_Work instructions_. The records below are to be repeated in full, exactly as they are.

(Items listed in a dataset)
-----

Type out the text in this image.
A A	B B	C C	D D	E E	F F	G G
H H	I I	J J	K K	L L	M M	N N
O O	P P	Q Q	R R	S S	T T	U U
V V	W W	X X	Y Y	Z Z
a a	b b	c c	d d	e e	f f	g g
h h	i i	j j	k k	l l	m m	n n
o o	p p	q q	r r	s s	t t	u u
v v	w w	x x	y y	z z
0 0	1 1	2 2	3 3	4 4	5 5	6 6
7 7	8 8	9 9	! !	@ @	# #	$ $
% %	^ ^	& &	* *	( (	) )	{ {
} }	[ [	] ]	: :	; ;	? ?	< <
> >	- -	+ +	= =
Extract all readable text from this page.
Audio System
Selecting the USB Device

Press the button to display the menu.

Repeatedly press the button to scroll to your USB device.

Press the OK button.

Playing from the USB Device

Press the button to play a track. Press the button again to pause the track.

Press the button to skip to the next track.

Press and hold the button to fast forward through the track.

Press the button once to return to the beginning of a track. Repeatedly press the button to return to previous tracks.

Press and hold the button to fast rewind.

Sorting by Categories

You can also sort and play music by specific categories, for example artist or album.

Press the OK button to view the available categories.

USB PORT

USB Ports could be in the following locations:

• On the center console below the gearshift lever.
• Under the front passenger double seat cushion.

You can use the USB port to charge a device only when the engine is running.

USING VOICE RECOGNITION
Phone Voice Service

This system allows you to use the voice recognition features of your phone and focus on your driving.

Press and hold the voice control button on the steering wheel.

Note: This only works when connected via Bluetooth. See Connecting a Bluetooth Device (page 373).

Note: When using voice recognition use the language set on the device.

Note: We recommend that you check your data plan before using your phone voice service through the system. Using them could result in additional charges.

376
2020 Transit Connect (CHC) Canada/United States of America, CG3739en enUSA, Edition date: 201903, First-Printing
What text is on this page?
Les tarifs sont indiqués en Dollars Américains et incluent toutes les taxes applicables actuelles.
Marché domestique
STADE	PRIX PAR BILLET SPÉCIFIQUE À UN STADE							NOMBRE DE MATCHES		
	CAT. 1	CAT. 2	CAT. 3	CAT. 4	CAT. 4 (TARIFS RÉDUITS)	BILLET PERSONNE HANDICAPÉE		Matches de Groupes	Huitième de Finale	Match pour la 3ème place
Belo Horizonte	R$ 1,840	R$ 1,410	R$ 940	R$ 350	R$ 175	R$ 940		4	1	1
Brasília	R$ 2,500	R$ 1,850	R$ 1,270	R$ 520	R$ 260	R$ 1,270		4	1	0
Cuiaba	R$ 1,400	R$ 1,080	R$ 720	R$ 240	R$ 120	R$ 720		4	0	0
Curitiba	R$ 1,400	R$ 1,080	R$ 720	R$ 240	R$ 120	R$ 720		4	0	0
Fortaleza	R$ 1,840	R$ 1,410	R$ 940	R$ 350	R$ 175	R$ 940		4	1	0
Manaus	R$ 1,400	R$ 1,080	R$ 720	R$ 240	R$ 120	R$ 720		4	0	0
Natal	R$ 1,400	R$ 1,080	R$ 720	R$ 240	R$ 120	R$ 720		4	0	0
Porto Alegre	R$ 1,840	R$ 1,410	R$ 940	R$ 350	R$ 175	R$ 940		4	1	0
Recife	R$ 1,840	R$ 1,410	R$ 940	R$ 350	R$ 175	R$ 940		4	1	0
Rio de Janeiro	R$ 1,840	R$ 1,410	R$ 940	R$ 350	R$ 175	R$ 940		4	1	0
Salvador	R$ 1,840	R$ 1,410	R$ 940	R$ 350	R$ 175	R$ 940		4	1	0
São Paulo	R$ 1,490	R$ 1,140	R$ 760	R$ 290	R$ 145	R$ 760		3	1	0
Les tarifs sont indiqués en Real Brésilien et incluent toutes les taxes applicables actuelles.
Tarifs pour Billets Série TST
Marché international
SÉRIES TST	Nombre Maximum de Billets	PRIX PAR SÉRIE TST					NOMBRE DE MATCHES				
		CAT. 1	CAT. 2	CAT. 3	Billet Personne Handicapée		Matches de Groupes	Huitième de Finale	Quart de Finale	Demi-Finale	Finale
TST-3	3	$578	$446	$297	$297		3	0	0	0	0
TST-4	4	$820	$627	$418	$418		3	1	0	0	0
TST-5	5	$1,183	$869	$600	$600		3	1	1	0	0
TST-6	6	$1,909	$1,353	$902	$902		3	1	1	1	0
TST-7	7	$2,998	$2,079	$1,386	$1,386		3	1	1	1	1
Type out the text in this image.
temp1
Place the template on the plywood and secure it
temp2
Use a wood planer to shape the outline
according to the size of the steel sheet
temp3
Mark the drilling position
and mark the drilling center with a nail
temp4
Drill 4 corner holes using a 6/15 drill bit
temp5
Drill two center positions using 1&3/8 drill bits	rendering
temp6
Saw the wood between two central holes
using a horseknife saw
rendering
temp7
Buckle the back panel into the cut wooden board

-----

_Correct answer_.
Type out the text in this image.
A A	B B	C C	D D	E E	F F	G G
H H	I I	J J	K K	L L	M M	N N
O O	P P	Q Q	R R	S S	T T	U U
V V	W W	X X	Y Y	Z Z
a a	b b	c c	d d	e e	f f	g g
h h	i i	j j	k k	l l	m m	n n
o o	p p	q q	r r	s s	t t	u u
v v	w w	x x	y y	z z
0 0	1 1	2 2	3 3	4 4	5 5	6 6
7 7	8 8	9 9	! !	@ @	# #	$ $
% %	^ ^	& &	* *	( (	) )	{ {
} }	[ [	] ]	: :	; ;	? ?	< <
> >	- -	+ +	= =
Extract all readable text from this page.
Audio System
Selecting the USB Device

Press the button to display the menu.

Repeatedly press the button to scroll to your USB device.

Press the OK button.

Playing from the USB Device

Press the button to play a track. Press the button again to pause the track.

Press the button to skip to the next track.

Press and hold the button to fast forward through the track.

Press the button once to return to the beginning of a track. Repeatedly press the button to return to previous tracks.

Press and hold the button to fast rewind.

Sorting by Categories

You can also sort and play music by specific categories, for example artist or album.

Press the OK button to view the available categories.

USB PORT

USB Ports could be in the following locations:

• On the center console below the gearshift lever.
• Under the front passenger double seat cushion.

You can use the USB port to charge a device only when the engine is running.

USING VOICE RECOGNITION
Phone Voice Service

This system allows you to use the voice recognition features of your phone and focus on your driving.

Press and hold the voice control button on the steering wheel.

Note: This only works when connected via Bluetooth. See Connecting a Bluetooth Device (page 373).

Note: When using voice recognition use the language set on the device.

Note: We recommend that you check your data plan before using your phone voice service through the system. Using them could result in additional charges.

376
2020 Transit Connect (CHC) Canada/United States of America, CG3739en enUSA, Edition date: 201903, First-Printing
What text is on this page?
Les tarifs sont indiqués en Dollars Américains et incluent toutes les taxes applicables actuelles.
Marché domestique
STADE	PRIX PAR BILLET SPÉCIFIQUE À UN STADE							NOMBRE DE MATCHES		
	CAT. 1	CAT. 2	CAT. 3	CAT. 4	CAT. 4 (TARIFS RÉDUITS)	BILLET PERSONNE HANDICAPÉE		Matches de Groupes	Huitième de Finale	Match pour la 3ème place
Belo Horizonte	R$ 1,840	R$ 1,410	R$ 940	R$ 350	R$ 175	R$ 940		4	1	1
Brasília	R$ 2,500	R$ 1,850	R$ 1,270	R$ 520	R$ 260	R$ 1,270		4	1	0
Cuiaba	R$ 1,400	R$ 1,080	R$ 720	R$ 240	R$ 120	R$ 720		4	0	0
Curitiba	R$ 1,400	R$ 1,080	R$ 720	R$ 240	R$ 120	R$ 720		4	0	0
Fortaleza	R$ 1,840	R$ 1,410	R$ 940	R$ 350	R$ 175	R$ 940		4	1	0
Manaus	R$ 1,400	R$ 1,080	R$ 720	R$ 240	R$ 120	R$ 720		4	0	0
Natal	R$ 1,400	R$ 1,080	R$ 720	R$ 240	R$ 120	R$ 720		4	0	0
Porto Alegre	R$ 1,840	R$ 1,410	R$ 940	R$ 350	R$ 175	R$ 940		4	1	0
Recife	R$ 1,840	R$ 1,410	R$ 940	R$ 350	R$ 175	R$ 940		4	1	0
Rio de Janeiro	R$ 1,840	R$ 1,410	R$ 940	R$ 350	R$ 175	R$ 940		4	1	0
Salvador	R$ 1,840	R$ 1,410	R$ 940	R$ 350	R$ 175	R$ 940		4	1	0
São Paulo	R$ 1,490	R$ 1,140	R$ 760	R$ 290	R$ 145	R$ 760		3	1	0
Les tarifs sont indiqués en Real Brésilien et incluent toutes les taxes applicables actuelles.
Tarifs pour Billets Série TST
Marché international
SÉRIES TST	Nombre Maximum de Billets	PRIX PAR SÉRIE TST					NOMBRE DE MATCHES				
		CAT. 1	CAT. 2	CAT. 3	Billet Personne Handicapée		Matches de Groupes	Huitième de Finale	Quart de Finale	Demi-Finale	Finale
TST-3	3	$578	$446	$297	$297		3	0	0	0	0
TST-4	4	$820	$627	$418	$418		3	1	0	0	0
TST-5	5	$1,183	$869	$600	$600		3	1	1	0	0
TST-6	6	$1,909	$1,353	$902	$902		3	1	1	1	0
TST-7	7	$2,998	$2,079	$1,386	$1,386		3	1	1	1	1
Type out the text in this image.
temp1
Place the template on the plywood and secure it
temp2
Use a wood planer to shape the outline
according to the size of the steel sheet
temp3
Mark the drilling position
and mark the drilling center with a nail
temp4
Drill 4 corner holes using a 6/15 drill bit
temp5
Drill two center positions using 1&3/8 drill bits	rendering
temp6
Saw the wood between two central holes
using a horseknife saw
rendering
temp7
Buckle the back panel into the cut wooden board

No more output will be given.